| What is required |
Copy out all the lines in the records that include the word "MEDIA".

| Records about charts and figures |
------------------------------------------------------------
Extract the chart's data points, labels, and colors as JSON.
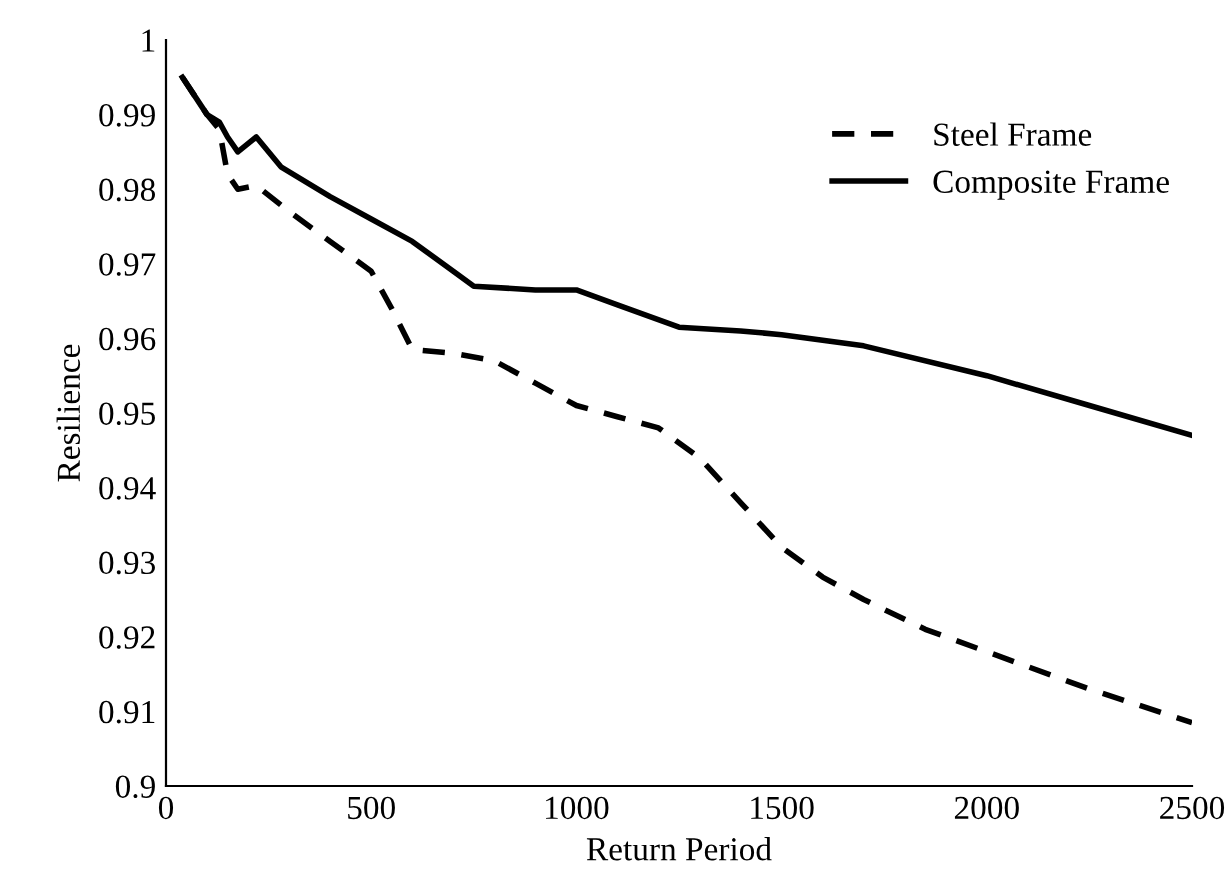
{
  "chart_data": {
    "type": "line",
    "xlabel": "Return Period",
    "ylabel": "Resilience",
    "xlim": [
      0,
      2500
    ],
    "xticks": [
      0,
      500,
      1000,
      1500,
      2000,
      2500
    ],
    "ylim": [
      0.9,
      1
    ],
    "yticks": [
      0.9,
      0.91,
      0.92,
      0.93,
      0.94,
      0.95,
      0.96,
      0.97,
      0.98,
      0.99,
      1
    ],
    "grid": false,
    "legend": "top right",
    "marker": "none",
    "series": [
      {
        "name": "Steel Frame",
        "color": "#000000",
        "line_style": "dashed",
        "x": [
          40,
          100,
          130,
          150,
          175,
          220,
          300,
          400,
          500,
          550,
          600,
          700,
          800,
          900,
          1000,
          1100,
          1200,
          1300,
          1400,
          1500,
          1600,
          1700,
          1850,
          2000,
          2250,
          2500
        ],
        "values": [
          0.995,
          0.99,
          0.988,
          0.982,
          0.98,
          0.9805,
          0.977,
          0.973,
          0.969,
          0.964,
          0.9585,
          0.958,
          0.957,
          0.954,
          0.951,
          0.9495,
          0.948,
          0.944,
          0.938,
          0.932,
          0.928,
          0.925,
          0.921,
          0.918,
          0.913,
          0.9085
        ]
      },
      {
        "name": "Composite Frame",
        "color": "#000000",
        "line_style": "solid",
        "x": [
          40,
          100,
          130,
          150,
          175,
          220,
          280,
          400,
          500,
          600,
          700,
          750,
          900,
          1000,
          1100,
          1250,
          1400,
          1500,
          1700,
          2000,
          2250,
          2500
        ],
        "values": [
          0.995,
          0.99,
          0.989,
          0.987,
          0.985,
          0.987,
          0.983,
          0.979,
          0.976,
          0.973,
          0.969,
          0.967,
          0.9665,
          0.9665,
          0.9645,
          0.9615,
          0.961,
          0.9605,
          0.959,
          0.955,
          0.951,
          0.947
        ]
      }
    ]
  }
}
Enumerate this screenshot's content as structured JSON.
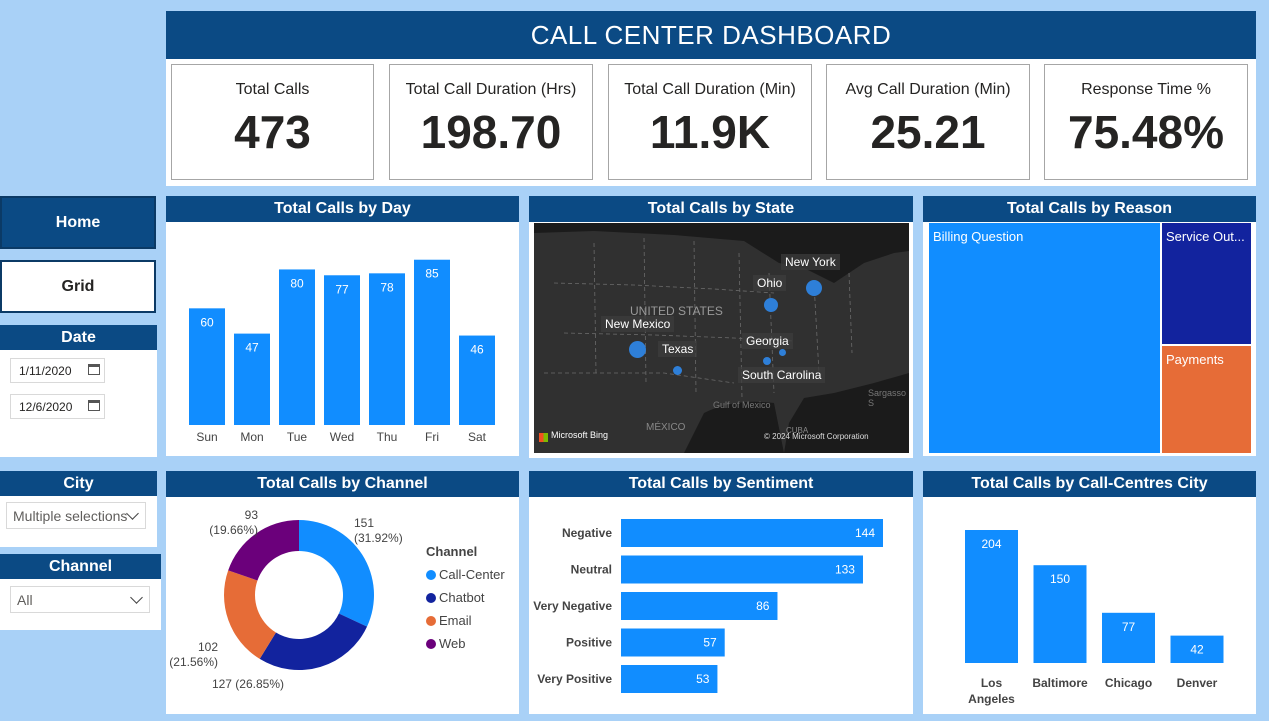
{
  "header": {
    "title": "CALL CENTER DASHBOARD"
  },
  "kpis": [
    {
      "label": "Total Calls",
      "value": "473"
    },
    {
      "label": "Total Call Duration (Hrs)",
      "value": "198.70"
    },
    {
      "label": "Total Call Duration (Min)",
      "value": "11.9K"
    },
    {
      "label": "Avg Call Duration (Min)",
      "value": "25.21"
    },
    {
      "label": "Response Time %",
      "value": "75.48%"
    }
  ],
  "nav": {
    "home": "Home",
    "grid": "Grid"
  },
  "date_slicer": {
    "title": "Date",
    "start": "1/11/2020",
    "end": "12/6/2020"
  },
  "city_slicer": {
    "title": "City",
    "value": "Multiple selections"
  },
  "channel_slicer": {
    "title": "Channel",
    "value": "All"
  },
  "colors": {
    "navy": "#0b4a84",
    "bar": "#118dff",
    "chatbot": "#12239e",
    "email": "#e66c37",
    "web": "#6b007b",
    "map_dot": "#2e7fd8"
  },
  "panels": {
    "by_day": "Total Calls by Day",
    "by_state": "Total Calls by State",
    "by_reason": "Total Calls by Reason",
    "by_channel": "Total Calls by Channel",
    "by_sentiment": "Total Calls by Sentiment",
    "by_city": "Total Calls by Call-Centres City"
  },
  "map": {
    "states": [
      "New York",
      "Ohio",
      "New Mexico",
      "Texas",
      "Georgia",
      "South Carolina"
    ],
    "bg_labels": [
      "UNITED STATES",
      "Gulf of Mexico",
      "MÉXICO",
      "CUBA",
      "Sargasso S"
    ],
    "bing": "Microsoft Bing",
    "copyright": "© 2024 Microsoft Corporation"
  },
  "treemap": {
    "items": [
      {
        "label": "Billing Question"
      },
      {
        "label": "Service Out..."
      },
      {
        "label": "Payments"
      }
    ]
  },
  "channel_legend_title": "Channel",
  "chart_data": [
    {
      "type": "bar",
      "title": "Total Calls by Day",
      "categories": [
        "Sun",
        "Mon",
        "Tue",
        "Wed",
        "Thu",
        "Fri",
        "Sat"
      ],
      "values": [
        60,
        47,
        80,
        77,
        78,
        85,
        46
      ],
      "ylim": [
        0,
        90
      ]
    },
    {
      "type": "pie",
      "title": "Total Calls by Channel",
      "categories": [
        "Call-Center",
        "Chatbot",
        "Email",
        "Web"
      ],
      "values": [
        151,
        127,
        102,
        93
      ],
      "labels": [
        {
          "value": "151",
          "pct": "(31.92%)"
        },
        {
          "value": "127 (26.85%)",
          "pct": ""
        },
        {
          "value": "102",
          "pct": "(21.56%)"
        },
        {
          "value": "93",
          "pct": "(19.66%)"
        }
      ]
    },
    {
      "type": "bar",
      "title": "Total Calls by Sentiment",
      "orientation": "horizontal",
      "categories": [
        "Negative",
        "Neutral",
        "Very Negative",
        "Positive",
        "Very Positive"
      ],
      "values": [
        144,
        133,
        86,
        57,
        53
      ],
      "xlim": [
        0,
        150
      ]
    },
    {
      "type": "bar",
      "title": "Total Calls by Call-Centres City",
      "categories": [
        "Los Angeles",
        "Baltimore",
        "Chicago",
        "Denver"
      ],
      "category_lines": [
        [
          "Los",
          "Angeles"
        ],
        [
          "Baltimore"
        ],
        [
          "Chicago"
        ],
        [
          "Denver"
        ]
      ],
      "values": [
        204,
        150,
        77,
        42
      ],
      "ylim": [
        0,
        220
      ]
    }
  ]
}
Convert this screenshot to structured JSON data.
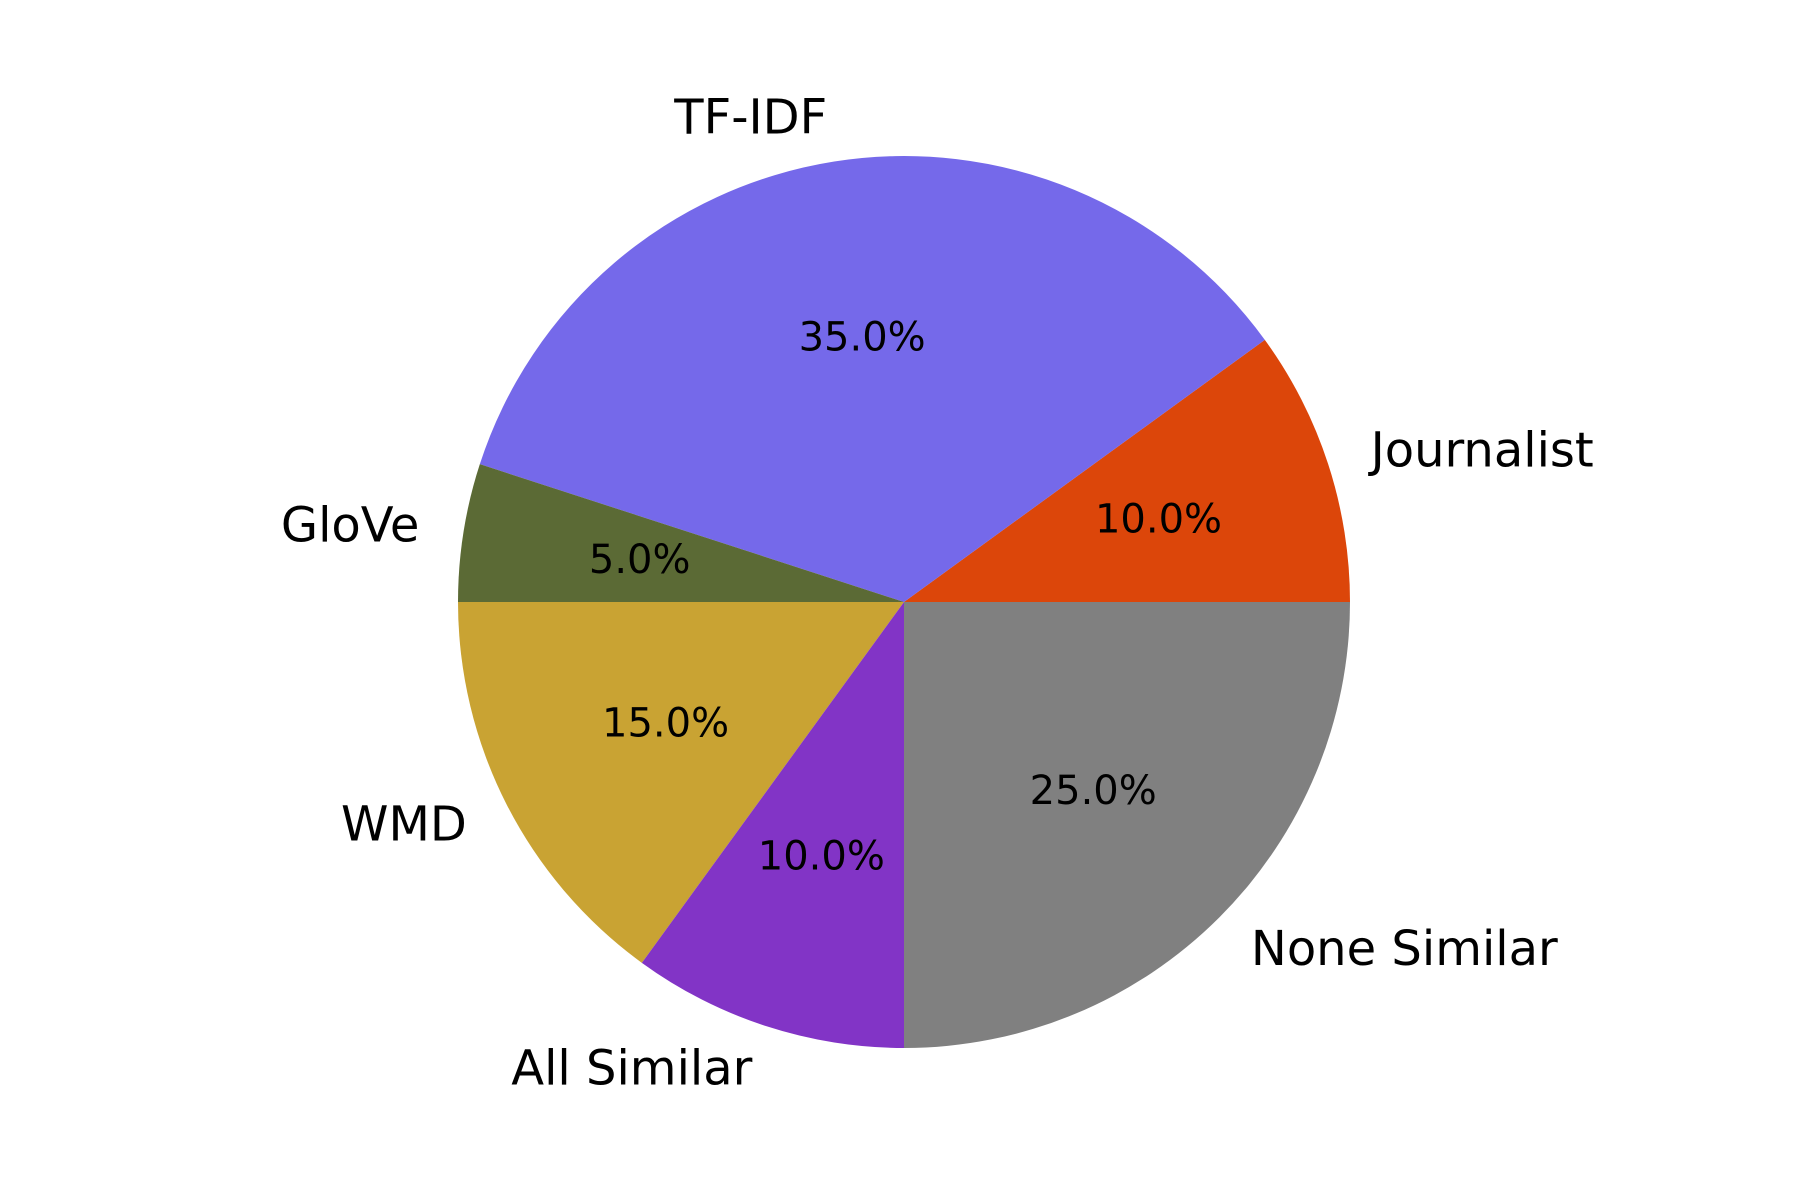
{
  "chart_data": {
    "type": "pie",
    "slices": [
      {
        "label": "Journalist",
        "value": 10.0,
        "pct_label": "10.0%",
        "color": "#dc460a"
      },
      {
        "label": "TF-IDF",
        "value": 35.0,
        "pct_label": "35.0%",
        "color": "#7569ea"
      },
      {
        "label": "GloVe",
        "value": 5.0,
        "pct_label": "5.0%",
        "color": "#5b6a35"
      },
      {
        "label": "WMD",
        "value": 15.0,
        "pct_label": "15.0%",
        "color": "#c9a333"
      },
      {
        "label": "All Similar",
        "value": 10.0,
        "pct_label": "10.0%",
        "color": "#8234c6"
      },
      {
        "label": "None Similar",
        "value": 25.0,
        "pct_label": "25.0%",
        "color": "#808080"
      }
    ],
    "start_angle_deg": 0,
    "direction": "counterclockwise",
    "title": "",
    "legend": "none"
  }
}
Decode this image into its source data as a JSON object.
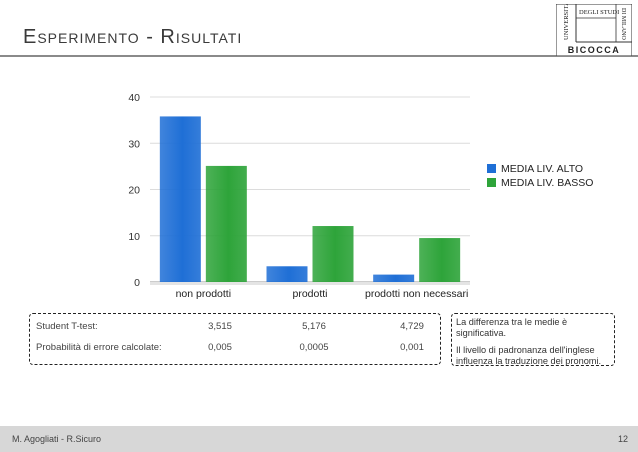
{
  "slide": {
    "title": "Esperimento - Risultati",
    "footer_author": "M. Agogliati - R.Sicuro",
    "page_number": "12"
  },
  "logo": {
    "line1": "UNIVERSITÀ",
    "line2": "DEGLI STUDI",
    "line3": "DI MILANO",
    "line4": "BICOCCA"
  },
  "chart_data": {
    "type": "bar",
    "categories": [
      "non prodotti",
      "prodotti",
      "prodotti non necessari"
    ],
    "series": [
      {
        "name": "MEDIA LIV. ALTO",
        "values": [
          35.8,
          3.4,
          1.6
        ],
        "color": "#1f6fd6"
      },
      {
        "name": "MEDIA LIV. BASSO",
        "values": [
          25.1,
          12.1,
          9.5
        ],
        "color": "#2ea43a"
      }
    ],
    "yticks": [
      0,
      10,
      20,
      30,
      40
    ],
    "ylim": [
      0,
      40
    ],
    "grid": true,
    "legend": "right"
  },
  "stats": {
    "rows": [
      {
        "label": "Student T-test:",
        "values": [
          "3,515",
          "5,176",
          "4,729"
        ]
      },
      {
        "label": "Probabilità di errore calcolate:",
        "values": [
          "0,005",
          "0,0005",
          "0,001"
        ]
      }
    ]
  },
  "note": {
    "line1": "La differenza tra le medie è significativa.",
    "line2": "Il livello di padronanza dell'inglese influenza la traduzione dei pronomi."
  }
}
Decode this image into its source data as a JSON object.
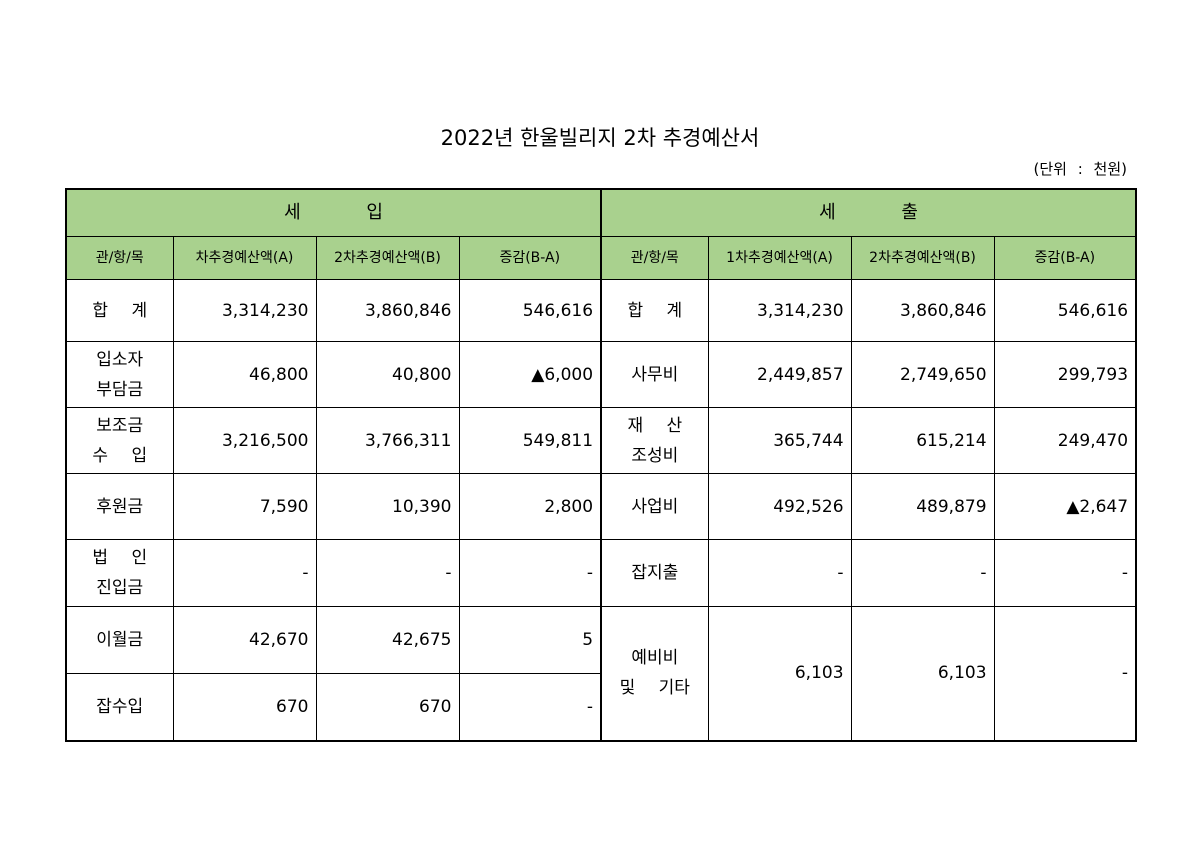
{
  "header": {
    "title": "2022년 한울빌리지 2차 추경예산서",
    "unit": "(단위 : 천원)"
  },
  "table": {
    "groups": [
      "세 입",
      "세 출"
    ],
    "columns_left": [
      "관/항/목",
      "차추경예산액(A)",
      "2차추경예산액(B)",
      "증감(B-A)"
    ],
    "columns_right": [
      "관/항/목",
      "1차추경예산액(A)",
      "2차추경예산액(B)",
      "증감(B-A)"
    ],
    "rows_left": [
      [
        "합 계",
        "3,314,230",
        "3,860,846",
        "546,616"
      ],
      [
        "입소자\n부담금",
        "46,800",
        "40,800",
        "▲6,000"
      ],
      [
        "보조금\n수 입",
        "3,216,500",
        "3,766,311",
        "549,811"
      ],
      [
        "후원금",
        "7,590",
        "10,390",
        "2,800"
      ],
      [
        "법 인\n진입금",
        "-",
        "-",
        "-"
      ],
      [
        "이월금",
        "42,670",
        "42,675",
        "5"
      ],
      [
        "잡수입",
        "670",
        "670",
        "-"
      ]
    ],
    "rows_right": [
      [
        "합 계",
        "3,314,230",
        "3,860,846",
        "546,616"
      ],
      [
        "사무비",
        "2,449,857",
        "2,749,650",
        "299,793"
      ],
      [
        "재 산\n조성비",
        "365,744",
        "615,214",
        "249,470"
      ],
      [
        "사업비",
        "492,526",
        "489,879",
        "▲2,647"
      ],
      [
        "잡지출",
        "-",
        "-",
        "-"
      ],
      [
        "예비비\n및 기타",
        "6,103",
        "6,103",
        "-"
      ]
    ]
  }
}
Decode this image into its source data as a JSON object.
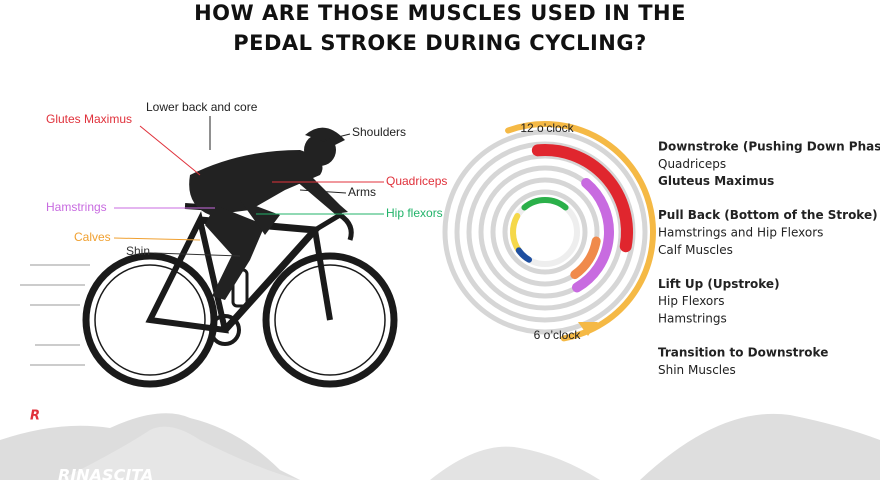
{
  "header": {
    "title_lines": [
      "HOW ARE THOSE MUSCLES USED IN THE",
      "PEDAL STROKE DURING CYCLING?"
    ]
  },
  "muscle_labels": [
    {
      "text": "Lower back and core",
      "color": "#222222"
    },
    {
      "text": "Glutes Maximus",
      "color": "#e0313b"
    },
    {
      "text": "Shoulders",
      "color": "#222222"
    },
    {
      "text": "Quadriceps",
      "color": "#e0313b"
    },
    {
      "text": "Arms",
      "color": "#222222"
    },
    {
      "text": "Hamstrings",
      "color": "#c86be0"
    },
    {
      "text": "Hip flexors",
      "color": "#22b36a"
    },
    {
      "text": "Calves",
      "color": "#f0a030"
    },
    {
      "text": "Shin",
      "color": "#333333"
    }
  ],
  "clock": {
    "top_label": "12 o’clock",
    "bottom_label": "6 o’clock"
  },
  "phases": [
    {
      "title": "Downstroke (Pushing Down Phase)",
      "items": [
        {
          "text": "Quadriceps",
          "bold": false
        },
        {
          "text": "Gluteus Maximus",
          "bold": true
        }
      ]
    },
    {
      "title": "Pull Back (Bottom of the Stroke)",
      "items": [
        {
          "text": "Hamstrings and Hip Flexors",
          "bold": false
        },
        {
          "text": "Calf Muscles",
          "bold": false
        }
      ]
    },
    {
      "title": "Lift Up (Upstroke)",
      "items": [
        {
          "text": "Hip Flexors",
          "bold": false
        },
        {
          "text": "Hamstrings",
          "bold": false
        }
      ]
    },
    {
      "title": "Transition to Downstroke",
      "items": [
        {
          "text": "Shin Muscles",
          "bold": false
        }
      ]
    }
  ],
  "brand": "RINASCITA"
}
------------------------------------------------------------
| Reply to the exercise |
        "name": "MEDIA LIV. ALTO",
        "name": "MEDIA LIV. BASSO",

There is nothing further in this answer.